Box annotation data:
-*-

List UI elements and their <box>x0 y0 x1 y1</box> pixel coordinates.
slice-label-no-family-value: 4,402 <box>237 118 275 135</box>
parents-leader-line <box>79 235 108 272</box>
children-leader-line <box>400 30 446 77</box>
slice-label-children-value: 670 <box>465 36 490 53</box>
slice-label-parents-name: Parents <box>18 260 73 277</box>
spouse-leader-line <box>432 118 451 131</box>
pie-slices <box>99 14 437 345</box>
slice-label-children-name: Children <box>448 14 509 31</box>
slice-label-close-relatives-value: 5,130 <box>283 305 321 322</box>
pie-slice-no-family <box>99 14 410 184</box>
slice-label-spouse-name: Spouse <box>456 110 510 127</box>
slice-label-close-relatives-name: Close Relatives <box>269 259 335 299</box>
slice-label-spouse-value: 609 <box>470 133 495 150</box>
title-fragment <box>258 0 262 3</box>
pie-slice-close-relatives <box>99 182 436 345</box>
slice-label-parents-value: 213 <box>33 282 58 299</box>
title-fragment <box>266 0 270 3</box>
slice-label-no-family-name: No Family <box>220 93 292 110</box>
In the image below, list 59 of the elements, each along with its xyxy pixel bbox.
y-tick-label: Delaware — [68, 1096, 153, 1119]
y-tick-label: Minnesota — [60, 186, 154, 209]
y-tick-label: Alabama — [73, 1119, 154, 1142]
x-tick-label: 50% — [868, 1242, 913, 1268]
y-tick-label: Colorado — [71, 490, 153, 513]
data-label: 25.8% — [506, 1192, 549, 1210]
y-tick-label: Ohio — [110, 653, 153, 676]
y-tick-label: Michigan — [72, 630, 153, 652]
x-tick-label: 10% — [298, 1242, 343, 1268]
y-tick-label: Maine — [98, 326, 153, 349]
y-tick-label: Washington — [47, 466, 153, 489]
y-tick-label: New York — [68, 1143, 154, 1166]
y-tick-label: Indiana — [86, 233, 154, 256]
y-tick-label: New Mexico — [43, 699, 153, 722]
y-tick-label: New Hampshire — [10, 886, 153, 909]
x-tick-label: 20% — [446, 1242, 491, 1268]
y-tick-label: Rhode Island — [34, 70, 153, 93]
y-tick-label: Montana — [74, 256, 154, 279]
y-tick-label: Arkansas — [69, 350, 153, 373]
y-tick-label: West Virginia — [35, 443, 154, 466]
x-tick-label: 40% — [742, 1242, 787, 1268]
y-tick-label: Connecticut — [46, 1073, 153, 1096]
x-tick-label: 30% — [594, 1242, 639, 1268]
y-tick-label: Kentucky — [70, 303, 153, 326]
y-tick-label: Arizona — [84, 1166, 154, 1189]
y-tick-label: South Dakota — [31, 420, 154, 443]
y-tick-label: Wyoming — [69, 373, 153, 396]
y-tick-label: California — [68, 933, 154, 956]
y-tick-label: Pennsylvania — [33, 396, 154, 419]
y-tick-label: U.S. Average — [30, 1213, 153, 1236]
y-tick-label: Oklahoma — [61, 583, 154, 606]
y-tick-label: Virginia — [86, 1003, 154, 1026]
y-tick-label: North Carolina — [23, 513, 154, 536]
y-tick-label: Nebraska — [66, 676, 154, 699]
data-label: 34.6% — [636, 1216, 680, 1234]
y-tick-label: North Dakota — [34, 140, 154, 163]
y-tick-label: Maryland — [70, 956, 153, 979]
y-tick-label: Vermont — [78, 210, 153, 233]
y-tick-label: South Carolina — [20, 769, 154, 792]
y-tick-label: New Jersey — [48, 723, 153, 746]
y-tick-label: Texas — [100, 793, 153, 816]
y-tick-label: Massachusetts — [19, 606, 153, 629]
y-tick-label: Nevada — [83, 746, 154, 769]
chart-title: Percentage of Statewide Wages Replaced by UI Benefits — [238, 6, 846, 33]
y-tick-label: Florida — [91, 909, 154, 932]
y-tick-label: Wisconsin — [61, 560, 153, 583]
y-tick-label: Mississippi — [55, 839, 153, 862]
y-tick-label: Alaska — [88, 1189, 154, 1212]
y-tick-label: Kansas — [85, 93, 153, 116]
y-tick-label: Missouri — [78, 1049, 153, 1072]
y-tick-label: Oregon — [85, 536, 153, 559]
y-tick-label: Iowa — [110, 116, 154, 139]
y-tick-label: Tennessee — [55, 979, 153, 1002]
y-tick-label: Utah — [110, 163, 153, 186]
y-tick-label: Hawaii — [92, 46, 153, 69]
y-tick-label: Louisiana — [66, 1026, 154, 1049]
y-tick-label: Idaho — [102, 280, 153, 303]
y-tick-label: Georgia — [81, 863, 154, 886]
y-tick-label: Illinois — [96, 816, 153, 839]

-*-

▸ **TASK STATEMENT**:
Duplicate every line of the records above without any changes.

▸ **RESULT OF THE EXERCISE**:
List UI elements and their <box>x0 y0 x1 y1</box> pixel coordinates.
slice-label-no-family-value: 4,402 <box>237 118 275 135</box>
parents-leader-line <box>79 235 108 272</box>
children-leader-line <box>400 30 446 77</box>
slice-label-children-value: 670 <box>465 36 490 53</box>
slice-label-parents-name: Parents <box>18 260 73 277</box>
spouse-leader-line <box>432 118 451 131</box>
pie-slices <box>99 14 437 345</box>
slice-label-children-name: Children <box>448 14 509 31</box>
slice-label-close-relatives-value: 5,130 <box>283 305 321 322</box>
pie-slice-no-family <box>99 14 410 184</box>
slice-label-spouse-name: Spouse <box>456 110 510 127</box>
slice-label-close-relatives-name: Close Relatives <box>269 259 335 299</box>
slice-label-spouse-value: 609 <box>470 133 495 150</box>
title-fragment <box>258 0 262 3</box>
pie-slice-close-relatives <box>99 182 436 345</box>
slice-label-parents-value: 213 <box>33 282 58 299</box>
title-fragment <box>266 0 270 3</box>
slice-label-no-family-name: No Family <box>220 93 292 110</box>
In the image below, list 59 of the elements, each along with its xyxy pixel bbox.
y-tick-label: Delaware — [68, 1096, 153, 1119]
y-tick-label: Minnesota — [60, 186, 154, 209]
y-tick-label: Alabama — [73, 1119, 154, 1142]
x-tick-label: 50% — [868, 1242, 913, 1268]
y-tick-label: Colorado — [71, 490, 153, 513]
data-label: 25.8% — [506, 1192, 549, 1210]
y-tick-label: Ohio — [110, 653, 153, 676]
y-tick-label: Michigan — [72, 630, 153, 652]
x-tick-label: 10% — [298, 1242, 343, 1268]
y-tick-label: Maine — [98, 326, 153, 349]
y-tick-label: Washington — [47, 466, 153, 489]
y-tick-label: New York — [68, 1143, 154, 1166]
y-tick-label: Indiana — [86, 233, 154, 256]
y-tick-label: New Mexico — [43, 699, 153, 722]
y-tick-label: New Hampshire — [10, 886, 153, 909]
x-tick-label: 20% — [446, 1242, 491, 1268]
y-tick-label: Rhode Island — [34, 70, 153, 93]
y-tick-label: Montana — [74, 256, 154, 279]
y-tick-label: Arkansas — [69, 350, 153, 373]
y-tick-label: West Virginia — [35, 443, 154, 466]
x-tick-label: 40% — [742, 1242, 787, 1268]
y-tick-label: Connecticut — [46, 1073, 153, 1096]
x-tick-label: 30% — [594, 1242, 639, 1268]
y-tick-label: Kentucky — [70, 303, 153, 326]
y-tick-label: Arizona — [84, 1166, 154, 1189]
y-tick-label: South Dakota — [31, 420, 154, 443]
y-tick-label: Wyoming — [69, 373, 153, 396]
y-tick-label: California — [68, 933, 154, 956]
y-tick-label: Pennsylvania — [33, 396, 154, 419]
y-tick-label: U.S. Average — [30, 1213, 153, 1236]
y-tick-label: Oklahoma — [61, 583, 154, 606]
y-tick-label: Virginia — [86, 1003, 154, 1026]
y-tick-label: North Carolina — [23, 513, 154, 536]
y-tick-label: Nebraska — [66, 676, 154, 699]
data-label: 34.6% — [636, 1216, 680, 1234]
y-tick-label: North Dakota — [34, 140, 154, 163]
y-tick-label: Maryland — [70, 956, 153, 979]
y-tick-label: Vermont — [78, 210, 153, 233]
y-tick-label: South Carolina — [20, 769, 154, 792]
y-tick-label: New Jersey — [48, 723, 153, 746]
y-tick-label: Texas — [100, 793, 153, 816]
y-tick-label: Massachusetts — [19, 606, 153, 629]
y-tick-label: Nevada — [83, 746, 154, 769]
chart-title: Percentage of Statewide Wages Replaced by UI Benefits — [238, 6, 846, 33]
y-tick-label: Florida — [91, 909, 154, 932]
y-tick-label: Wisconsin — [61, 560, 153, 583]
y-tick-label: Mississippi — [55, 839, 153, 862]
y-tick-label: Alaska — [88, 1189, 154, 1212]
y-tick-label: Kansas — [85, 93, 153, 116]
y-tick-label: Missouri — [78, 1049, 153, 1072]
y-tick-label: Oregon — [85, 536, 153, 559]
y-tick-label: Iowa — [110, 116, 154, 139]
y-tick-label: Tennessee — [55, 979, 153, 1002]
y-tick-label: Utah — [110, 163, 153, 186]
y-tick-label: Hawaii — [92, 46, 153, 69]
y-tick-label: Louisiana — [66, 1026, 154, 1049]
y-tick-label: Idaho — [102, 280, 153, 303]
y-tick-label: Georgia — [81, 863, 154, 886]
y-tick-label: Illinois — [96, 816, 153, 839]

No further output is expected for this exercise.